-- What is being asked --
Go through the lines below. Copy those with "ylabel".

-- Task input --

%%

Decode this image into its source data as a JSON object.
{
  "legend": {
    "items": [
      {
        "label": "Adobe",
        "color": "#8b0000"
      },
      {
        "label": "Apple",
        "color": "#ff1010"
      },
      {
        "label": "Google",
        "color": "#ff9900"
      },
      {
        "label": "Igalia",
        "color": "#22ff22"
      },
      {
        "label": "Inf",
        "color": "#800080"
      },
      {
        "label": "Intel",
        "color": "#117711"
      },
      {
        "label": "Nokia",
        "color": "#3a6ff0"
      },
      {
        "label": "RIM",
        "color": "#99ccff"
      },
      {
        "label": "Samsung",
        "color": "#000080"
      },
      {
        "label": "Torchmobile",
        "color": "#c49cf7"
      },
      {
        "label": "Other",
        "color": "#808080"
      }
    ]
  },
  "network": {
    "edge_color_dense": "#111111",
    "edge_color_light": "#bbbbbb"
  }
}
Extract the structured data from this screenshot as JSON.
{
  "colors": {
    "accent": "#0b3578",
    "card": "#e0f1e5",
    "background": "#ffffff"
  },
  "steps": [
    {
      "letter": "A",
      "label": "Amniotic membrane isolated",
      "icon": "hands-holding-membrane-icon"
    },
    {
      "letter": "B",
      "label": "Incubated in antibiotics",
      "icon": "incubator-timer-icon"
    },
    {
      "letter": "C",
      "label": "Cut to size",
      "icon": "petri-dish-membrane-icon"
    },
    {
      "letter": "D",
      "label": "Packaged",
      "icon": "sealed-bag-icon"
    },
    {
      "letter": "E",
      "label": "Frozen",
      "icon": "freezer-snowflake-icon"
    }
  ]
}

%%
%%

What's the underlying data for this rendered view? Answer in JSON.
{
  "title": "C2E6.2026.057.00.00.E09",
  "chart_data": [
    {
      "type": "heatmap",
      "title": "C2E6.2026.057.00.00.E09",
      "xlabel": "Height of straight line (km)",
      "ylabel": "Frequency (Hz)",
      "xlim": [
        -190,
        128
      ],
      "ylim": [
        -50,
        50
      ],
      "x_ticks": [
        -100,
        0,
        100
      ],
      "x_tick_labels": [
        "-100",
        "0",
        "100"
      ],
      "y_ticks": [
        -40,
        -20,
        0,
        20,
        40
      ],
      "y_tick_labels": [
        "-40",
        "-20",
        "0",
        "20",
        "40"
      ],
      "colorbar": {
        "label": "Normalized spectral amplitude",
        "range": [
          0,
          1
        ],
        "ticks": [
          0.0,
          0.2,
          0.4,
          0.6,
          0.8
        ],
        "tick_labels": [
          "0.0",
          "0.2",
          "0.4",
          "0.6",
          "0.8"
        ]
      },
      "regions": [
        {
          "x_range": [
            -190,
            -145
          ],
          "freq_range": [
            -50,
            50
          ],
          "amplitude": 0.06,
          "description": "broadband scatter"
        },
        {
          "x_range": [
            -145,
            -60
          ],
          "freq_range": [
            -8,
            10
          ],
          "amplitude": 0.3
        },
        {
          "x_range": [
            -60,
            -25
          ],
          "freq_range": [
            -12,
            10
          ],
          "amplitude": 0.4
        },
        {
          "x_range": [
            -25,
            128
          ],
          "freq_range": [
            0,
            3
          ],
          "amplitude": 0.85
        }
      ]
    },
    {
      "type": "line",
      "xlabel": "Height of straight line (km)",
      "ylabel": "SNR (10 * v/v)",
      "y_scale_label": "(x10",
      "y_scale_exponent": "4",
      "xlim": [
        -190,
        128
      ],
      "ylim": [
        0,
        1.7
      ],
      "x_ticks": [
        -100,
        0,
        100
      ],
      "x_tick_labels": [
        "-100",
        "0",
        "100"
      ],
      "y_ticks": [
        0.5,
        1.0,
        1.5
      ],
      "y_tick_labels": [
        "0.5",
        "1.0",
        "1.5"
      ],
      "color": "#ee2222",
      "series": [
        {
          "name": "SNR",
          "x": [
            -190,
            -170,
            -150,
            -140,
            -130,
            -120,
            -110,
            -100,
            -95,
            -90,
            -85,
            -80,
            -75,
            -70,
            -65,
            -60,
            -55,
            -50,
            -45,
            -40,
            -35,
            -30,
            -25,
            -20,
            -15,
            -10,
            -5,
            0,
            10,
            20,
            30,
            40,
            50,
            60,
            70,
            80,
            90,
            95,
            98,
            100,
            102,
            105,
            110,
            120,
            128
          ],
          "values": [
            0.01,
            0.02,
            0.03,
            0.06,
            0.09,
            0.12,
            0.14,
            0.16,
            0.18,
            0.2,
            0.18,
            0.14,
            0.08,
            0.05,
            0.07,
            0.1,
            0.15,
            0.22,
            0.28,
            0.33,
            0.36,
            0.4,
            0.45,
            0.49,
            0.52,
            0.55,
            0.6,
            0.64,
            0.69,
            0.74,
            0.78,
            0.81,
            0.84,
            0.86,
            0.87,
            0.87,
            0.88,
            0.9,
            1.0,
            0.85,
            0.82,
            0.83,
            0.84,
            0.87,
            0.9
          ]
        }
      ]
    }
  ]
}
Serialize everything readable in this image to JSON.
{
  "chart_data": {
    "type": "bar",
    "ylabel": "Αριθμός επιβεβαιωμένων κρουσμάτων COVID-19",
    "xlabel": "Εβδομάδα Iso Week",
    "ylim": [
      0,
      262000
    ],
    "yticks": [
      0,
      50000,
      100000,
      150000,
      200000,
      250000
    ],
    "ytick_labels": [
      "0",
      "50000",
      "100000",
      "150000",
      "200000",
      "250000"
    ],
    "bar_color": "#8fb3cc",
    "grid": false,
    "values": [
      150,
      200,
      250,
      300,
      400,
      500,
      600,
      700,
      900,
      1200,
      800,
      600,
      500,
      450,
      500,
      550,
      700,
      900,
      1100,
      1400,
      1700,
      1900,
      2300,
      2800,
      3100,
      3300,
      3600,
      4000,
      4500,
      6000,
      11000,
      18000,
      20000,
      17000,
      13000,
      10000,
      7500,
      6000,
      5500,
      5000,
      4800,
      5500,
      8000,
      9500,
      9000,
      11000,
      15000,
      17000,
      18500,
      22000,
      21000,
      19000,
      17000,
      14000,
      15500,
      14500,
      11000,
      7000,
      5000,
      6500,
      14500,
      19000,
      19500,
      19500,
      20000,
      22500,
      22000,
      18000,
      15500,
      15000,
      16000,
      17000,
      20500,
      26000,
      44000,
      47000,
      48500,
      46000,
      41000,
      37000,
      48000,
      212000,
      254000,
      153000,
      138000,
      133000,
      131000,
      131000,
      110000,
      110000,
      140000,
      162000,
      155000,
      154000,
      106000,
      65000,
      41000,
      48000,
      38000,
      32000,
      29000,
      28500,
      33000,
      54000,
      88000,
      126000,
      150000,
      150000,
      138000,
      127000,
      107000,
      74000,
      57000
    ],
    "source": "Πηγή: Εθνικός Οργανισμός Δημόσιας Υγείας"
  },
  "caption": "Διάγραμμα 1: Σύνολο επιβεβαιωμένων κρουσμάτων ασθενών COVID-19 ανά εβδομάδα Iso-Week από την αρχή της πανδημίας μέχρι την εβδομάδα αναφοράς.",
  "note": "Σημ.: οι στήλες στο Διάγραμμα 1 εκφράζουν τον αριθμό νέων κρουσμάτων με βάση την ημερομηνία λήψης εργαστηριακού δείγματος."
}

%%
%%

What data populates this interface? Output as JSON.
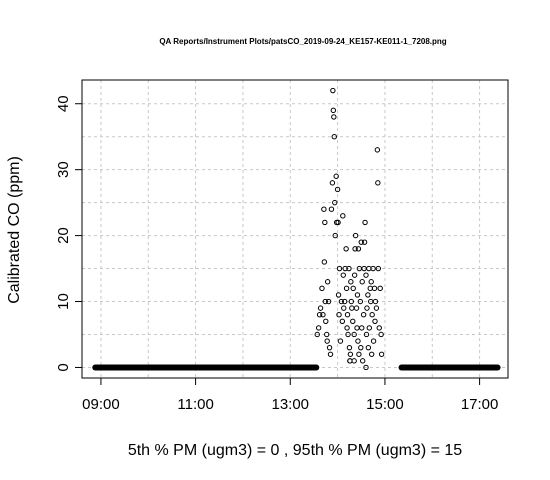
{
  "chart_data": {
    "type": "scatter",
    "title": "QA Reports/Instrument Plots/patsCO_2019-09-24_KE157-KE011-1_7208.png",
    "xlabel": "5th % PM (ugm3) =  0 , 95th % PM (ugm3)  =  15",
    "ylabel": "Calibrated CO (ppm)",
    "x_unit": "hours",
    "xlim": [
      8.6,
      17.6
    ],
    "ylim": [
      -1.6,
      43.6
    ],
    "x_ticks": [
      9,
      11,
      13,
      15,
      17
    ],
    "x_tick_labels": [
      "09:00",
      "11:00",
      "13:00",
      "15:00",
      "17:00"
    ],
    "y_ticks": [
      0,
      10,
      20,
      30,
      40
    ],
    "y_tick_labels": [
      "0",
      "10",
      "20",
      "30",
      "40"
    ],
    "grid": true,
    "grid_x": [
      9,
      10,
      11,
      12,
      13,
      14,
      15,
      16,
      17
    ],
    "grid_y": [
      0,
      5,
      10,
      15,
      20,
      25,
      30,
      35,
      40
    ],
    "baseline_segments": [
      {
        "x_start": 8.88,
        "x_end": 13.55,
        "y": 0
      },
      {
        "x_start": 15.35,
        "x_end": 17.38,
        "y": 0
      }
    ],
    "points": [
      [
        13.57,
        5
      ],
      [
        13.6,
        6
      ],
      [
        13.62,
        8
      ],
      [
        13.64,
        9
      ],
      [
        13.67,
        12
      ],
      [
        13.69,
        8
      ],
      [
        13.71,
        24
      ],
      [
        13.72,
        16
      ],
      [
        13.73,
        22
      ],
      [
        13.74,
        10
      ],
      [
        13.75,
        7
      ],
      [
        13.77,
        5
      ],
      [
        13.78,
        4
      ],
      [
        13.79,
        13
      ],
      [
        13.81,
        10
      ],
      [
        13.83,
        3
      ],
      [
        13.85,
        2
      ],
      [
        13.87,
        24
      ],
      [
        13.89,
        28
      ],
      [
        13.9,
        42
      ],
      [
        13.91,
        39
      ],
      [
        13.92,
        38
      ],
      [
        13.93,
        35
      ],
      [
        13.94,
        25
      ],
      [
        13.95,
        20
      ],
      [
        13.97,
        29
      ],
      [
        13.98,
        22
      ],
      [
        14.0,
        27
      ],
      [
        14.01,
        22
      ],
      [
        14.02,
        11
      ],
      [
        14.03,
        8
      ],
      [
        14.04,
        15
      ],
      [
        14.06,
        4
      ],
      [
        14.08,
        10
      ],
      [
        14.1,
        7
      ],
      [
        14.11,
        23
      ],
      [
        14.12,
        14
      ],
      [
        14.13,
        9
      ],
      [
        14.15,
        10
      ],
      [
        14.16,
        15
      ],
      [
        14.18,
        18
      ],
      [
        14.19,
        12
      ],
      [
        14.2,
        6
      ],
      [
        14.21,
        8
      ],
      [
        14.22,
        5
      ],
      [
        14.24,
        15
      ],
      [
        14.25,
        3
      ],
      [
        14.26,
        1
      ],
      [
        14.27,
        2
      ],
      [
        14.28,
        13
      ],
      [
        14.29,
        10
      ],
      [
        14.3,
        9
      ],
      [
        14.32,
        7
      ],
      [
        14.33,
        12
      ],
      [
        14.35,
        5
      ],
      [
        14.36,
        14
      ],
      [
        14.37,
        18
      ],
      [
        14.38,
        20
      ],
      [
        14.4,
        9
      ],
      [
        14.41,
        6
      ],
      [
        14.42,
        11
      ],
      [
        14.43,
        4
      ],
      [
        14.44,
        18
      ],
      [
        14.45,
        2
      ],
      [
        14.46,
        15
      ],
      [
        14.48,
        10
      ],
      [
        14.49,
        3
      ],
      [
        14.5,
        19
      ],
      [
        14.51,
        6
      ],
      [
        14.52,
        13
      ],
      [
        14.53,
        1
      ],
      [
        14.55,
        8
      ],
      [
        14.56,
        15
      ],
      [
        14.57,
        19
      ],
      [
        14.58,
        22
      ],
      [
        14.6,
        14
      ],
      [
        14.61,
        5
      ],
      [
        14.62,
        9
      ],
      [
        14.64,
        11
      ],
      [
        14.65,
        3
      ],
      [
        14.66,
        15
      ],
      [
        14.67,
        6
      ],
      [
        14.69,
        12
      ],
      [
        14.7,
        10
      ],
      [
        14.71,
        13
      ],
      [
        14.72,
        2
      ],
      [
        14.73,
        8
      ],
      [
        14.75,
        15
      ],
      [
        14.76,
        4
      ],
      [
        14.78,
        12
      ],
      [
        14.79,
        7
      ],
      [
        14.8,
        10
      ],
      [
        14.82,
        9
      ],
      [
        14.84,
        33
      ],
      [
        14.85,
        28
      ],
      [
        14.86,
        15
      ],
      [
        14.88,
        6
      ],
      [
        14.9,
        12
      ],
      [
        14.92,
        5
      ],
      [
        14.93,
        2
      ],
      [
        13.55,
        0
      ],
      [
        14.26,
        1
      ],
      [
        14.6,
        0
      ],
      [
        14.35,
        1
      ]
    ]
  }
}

%%

-- Solution --
      "ylabel": "Frequency (Hz)",
      "ylabel": "SNR (10 * v/v)",
    "ylabel": "Αριθμός επιβεβαιωμένων κρουσμάτων COVID-19",
    "ylabel": "Calibrated CO (ppm)",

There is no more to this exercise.